(Collected data entries)
--

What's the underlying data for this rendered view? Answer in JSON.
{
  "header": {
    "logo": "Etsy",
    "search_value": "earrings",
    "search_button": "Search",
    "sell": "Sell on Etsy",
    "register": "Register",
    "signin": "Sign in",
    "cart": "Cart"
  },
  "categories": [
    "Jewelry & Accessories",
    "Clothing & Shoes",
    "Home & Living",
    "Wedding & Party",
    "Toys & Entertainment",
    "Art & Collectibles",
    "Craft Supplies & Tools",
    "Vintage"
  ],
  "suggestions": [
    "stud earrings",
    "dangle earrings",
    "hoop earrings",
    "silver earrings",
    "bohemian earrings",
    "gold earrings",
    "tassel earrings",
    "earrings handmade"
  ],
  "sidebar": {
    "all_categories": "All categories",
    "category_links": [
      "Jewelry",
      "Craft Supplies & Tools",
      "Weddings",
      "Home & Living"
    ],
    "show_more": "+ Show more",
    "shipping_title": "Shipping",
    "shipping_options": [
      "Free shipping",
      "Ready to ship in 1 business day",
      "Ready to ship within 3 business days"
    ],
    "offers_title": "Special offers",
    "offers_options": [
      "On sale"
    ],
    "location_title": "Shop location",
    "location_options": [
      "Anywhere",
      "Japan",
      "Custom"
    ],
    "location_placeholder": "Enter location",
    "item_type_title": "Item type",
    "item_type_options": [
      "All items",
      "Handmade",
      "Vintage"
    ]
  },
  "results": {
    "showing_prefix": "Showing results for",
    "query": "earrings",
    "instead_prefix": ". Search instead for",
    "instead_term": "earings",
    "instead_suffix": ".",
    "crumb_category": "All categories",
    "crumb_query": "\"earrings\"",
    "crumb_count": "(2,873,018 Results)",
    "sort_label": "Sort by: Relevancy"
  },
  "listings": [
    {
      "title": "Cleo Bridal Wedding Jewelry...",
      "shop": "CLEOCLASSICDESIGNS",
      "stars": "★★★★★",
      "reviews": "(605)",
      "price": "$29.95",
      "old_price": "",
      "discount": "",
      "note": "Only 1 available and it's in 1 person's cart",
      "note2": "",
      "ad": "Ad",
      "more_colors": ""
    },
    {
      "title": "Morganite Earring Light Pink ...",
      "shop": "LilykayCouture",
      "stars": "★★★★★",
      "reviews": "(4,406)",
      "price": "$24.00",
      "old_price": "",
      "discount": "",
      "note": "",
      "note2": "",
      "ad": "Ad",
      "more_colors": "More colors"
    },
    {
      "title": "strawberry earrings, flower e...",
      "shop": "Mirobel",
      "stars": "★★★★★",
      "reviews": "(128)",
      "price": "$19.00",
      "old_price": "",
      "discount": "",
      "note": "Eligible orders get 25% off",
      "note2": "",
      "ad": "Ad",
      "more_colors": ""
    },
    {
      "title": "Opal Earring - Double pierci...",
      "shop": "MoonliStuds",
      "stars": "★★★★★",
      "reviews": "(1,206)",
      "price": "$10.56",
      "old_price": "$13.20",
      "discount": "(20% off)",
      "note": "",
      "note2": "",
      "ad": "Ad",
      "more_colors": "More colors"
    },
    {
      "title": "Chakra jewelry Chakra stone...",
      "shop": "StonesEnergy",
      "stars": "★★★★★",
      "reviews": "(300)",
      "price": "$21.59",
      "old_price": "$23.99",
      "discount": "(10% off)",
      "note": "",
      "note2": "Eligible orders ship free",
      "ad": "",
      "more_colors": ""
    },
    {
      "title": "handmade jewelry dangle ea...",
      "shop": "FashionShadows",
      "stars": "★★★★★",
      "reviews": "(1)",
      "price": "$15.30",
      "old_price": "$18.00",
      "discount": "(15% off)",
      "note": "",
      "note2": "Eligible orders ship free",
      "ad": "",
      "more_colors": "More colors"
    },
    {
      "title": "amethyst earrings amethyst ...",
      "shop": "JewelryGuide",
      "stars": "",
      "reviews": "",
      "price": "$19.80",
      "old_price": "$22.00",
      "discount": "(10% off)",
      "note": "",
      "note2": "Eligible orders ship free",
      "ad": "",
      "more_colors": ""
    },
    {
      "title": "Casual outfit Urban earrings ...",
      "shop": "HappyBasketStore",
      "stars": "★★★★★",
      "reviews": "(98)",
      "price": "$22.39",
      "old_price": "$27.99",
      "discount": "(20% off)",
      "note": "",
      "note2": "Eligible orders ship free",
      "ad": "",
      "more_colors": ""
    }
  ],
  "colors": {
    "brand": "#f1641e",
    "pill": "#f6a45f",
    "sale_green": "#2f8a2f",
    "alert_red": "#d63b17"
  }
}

--

**Problem description**
Each line of the material must be restated exactly.

**Worked solution**
What's the underlying data for this rendered view? Answer in JSON.
{
  "header": {
    "logo": "Etsy",
    "search_value": "earrings",
    "search_button": "Search",
    "sell": "Sell on Etsy",
    "register": "Register",
    "signin": "Sign in",
    "cart": "Cart"
  },
  "categories": [
    "Jewelry & Accessories",
    "Clothing & Shoes",
    "Home & Living",
    "Wedding & Party",
    "Toys & Entertainment",
    "Art & Collectibles",
    "Craft Supplies & Tools",
    "Vintage"
  ],
  "suggestions": [
    "stud earrings",
    "dangle earrings",
    "hoop earrings",
    "silver earrings",
    "bohemian earrings",
    "gold earrings",
    "tassel earrings",
    "earrings handmade"
  ],
  "sidebar": {
    "all_categories": "All categories",
    "category_links": [
      "Jewelry",
      "Craft Supplies & Tools",
      "Weddings",
      "Home & Living"
    ],
    "show_more": "+ Show more",
    "shipping_title": "Shipping",
    "shipping_options": [
      "Free shipping",
      "Ready to ship in 1 business day",
      "Ready to ship within 3 business days"
    ],
    "offers_title": "Special offers",
    "offers_options": [
      "On sale"
    ],
    "location_title": "Shop location",
    "location_options": [
      "Anywhere",
      "Japan",
      "Custom"
    ],
    "location_placeholder": "Enter location",
    "item_type_title": "Item type",
    "item_type_options": [
      "All items",
      "Handmade",
      "Vintage"
    ]
  },
  "results": {
    "showing_prefix": "Showing results for",
    "query": "earrings",
    "instead_prefix": ". Search instead for",
    "instead_term": "earings",
    "instead_suffix": ".",
    "crumb_category": "All categories",
    "crumb_query": "\"earrings\"",
    "crumb_count": "(2,873,018 Results)",
    "sort_label": "Sort by: Relevancy"
  },
  "listings": [
    {
      "title": "Cleo Bridal Wedding Jewelry...",
      "shop": "CLEOCLASSICDESIGNS",
      "stars": "★★★★★",
      "reviews": "(605)",
      "price": "$29.95",
      "old_price": "",
      "discount": "",
      "note": "Only 1 available and it's in 1 person's cart",
      "note2": "",
      "ad": "Ad",
      "more_colors": ""
    },
    {
      "title": "Morganite Earring Light Pink ...",
      "shop": "LilykayCouture",
      "stars": "★★★★★",
      "reviews": "(4,406)",
      "price": "$24.00",
      "old_price": "",
      "discount": "",
      "note": "",
      "note2": "",
      "ad": "Ad",
      "more_colors": "More colors"
    },
    {
      "title": "strawberry earrings, flower e...",
      "shop": "Mirobel",
      "stars": "★★★★★",
      "reviews": "(128)",
      "price": "$19.00",
      "old_price": "",
      "discount": "",
      "note": "Eligible orders get 25% off",
      "note2": "",
      "ad": "Ad",
      "more_colors": ""
    },
    {
      "title": "Opal Earring - Double pierci...",
      "shop": "MoonliStuds",
      "stars": "★★★★★",
      "reviews": "(1,206)",
      "price": "$10.56",
      "old_price": "$13.20",
      "discount": "(20% off)",
      "note": "",
      "note2": "",
      "ad": "Ad",
      "more_colors": "More colors"
    },
    {
      "title": "Chakra jewelry Chakra stone...",
      "shop": "StonesEnergy",
      "stars": "★★★★★",
      "reviews": "(300)",
      "price": "$21.59",
      "old_price": "$23.99",
      "discount": "(10% off)",
      "note": "",
      "note2": "Eligible orders ship free",
      "ad": "",
      "more_colors": ""
    },
    {
      "title": "handmade jewelry dangle ea...",
      "shop": "FashionShadows",
      "stars": "★★★★★",
      "reviews": "(1)",
      "price": "$15.30",
      "old_price": "$18.00",
      "discount": "(15% off)",
      "note": "",
      "note2": "Eligible orders ship free",
      "ad": "",
      "more_colors": "More colors"
    },
    {
      "title": "amethyst earrings amethyst ...",
      "shop": "JewelryGuide",
      "stars": "",
      "reviews": "",
      "price": "$19.80",
      "old_price": "$22.00",
      "discount": "(10% off)",
      "note": "",
      "note2": "Eligible orders ship free",
      "ad": "",
      "more_colors": ""
    },
    {
      "title": "Casual outfit Urban earrings ...",
      "shop": "HappyBasketStore",
      "stars": "★★★★★",
      "reviews": "(98)",
      "price": "$22.39",
      "old_price": "$27.99",
      "discount": "(20% off)",
      "note": "",
      "note2": "Eligible orders ship free",
      "ad": "",
      "more_colors": ""
    }
  ],
  "colors": {
    "brand": "#f1641e",
    "pill": "#f6a45f",
    "sale_green": "#2f8a2f",
    "alert_red": "#d63b17"
  }
}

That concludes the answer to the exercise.